** Begin DATA SHOWN **

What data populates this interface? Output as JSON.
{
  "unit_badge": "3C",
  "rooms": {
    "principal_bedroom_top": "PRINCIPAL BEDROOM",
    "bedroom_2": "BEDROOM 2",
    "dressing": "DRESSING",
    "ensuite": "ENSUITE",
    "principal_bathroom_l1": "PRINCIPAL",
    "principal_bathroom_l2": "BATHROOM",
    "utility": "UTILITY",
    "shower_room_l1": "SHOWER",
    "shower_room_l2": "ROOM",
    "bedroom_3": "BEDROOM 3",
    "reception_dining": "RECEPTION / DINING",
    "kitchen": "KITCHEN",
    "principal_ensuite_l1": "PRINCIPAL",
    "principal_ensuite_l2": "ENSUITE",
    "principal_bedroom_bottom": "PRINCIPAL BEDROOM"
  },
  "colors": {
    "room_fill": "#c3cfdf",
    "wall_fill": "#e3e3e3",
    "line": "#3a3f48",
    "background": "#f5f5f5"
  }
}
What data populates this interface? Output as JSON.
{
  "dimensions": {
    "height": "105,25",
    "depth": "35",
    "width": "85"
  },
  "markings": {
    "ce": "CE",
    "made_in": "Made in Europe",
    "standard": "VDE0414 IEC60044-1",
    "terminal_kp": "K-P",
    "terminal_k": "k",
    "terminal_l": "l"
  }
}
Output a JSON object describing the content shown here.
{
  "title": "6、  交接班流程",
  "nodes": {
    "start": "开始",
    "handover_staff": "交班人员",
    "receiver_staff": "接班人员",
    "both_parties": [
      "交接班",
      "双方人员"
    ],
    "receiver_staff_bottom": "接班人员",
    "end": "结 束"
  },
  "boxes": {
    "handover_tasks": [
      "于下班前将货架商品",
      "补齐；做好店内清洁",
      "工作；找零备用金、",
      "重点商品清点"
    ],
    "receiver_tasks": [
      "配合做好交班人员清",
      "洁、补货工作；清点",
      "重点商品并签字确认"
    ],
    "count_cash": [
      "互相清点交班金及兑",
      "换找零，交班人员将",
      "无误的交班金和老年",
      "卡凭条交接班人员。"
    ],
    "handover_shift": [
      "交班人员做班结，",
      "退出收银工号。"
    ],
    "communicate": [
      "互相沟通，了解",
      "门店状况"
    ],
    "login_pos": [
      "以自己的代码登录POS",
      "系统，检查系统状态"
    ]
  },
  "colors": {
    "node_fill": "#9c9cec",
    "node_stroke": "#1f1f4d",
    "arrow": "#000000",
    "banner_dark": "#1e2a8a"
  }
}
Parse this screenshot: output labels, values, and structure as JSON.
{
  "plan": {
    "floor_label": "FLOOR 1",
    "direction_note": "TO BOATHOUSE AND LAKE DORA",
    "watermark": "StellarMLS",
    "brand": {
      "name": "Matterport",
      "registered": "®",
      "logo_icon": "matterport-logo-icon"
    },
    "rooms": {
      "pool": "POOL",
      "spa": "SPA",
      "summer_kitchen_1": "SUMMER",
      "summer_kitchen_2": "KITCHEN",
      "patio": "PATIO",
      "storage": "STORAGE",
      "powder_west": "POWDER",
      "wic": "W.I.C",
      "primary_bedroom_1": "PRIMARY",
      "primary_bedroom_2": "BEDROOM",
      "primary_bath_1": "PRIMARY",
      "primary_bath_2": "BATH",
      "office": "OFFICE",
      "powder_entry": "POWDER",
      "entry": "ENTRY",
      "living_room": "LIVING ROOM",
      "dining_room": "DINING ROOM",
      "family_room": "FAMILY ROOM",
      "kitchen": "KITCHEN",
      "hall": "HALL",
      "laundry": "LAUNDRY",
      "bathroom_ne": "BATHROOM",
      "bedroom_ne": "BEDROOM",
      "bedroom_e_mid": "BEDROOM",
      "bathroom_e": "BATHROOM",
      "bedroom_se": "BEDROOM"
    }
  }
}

** End DATA SHOWN **

WHAT TO DO |
Please set down all the data word for word.

THE COMPLETED TASK |
What data populates this interface? Output as JSON.
{
  "unit_badge": "3C",
  "rooms": {
    "principal_bedroom_top": "PRINCIPAL BEDROOM",
    "bedroom_2": "BEDROOM 2",
    "dressing": "DRESSING",
    "ensuite": "ENSUITE",
    "principal_bathroom_l1": "PRINCIPAL",
    "principal_bathroom_l2": "BATHROOM",
    "utility": "UTILITY",
    "shower_room_l1": "SHOWER",
    "shower_room_l2": "ROOM",
    "bedroom_3": "BEDROOM 3",
    "reception_dining": "RECEPTION / DINING",
    "kitchen": "KITCHEN",
    "principal_ensuite_l1": "PRINCIPAL",
    "principal_ensuite_l2": "ENSUITE",
    "principal_bedroom_bottom": "PRINCIPAL BEDROOM"
  },
  "colors": {
    "room_fill": "#c3cfdf",
    "wall_fill": "#e3e3e3",
    "line": "#3a3f48",
    "background": "#f5f5f5"
  }
}
What data populates this interface? Output as JSON.
{
  "dimensions": {
    "height": "105,25",
    "depth": "35",
    "width": "85"
  },
  "markings": {
    "ce": "CE",
    "made_in": "Made in Europe",
    "standard": "VDE0414 IEC60044-1",
    "terminal_kp": "K-P",
    "terminal_k": "k",
    "terminal_l": "l"
  }
}
Output a JSON object describing the content shown here.
{
  "title": "6、  交接班流程",
  "nodes": {
    "start": "开始",
    "handover_staff": "交班人员",
    "receiver_staff": "接班人员",
    "both_parties": [
      "交接班",
      "双方人员"
    ],
    "receiver_staff_bottom": "接班人员",
    "end": "结 束"
  },
  "boxes": {
    "handover_tasks": [
      "于下班前将货架商品",
      "补齐；做好店内清洁",
      "工作；找零备用金、",
      "重点商品清点"
    ],
    "receiver_tasks": [
      "配合做好交班人员清",
      "洁、补货工作；清点",
      "重点商品并签字确认"
    ],
    "count_cash": [
      "互相清点交班金及兑",
      "换找零，交班人员将",
      "无误的交班金和老年",
      "卡凭条交接班人员。"
    ],
    "handover_shift": [
      "交班人员做班结，",
      "退出收银工号。"
    ],
    "communicate": [
      "互相沟通，了解",
      "门店状况"
    ],
    "login_pos": [
      "以自己的代码登录POS",
      "系统，检查系统状态"
    ]
  },
  "colors": {
    "node_fill": "#9c9cec",
    "node_stroke": "#1f1f4d",
    "arrow": "#000000",
    "banner_dark": "#1e2a8a"
  }
}
Parse this screenshot: output labels, values, and structure as JSON.
{
  "plan": {
    "floor_label": "FLOOR 1",
    "direction_note": "TO BOATHOUSE AND LAKE DORA",
    "watermark": "StellarMLS",
    "brand": {
      "name": "Matterport",
      "registered": "®",
      "logo_icon": "matterport-logo-icon"
    },
    "rooms": {
      "pool": "POOL",
      "spa": "SPA",
      "summer_kitchen_1": "SUMMER",
      "summer_kitchen_2": "KITCHEN",
      "patio": "PATIO",
      "storage": "STORAGE",
      "powder_west": "POWDER",
      "wic": "W.I.C",
      "primary_bedroom_1": "PRIMARY",
      "primary_bedroom_2": "BEDROOM",
      "primary_bath_1": "PRIMARY",
      "primary_bath_2": "BATH",
      "office": "OFFICE",
      "powder_entry": "POWDER",
      "entry": "ENTRY",
      "living_room": "LIVING ROOM",
      "dining_room": "DINING ROOM",
      "family_room": "FAMILY ROOM",
      "kitchen": "KITCHEN",
      "hall": "HALL",
      "laundry": "LAUNDRY",
      "bathroom_ne": "BATHROOM",
      "bedroom_ne": "BEDROOM",
      "bedroom_e_mid": "BEDROOM",
      "bathroom_e": "BATHROOM",
      "bedroom_se": "BEDROOM"
    }
  }
}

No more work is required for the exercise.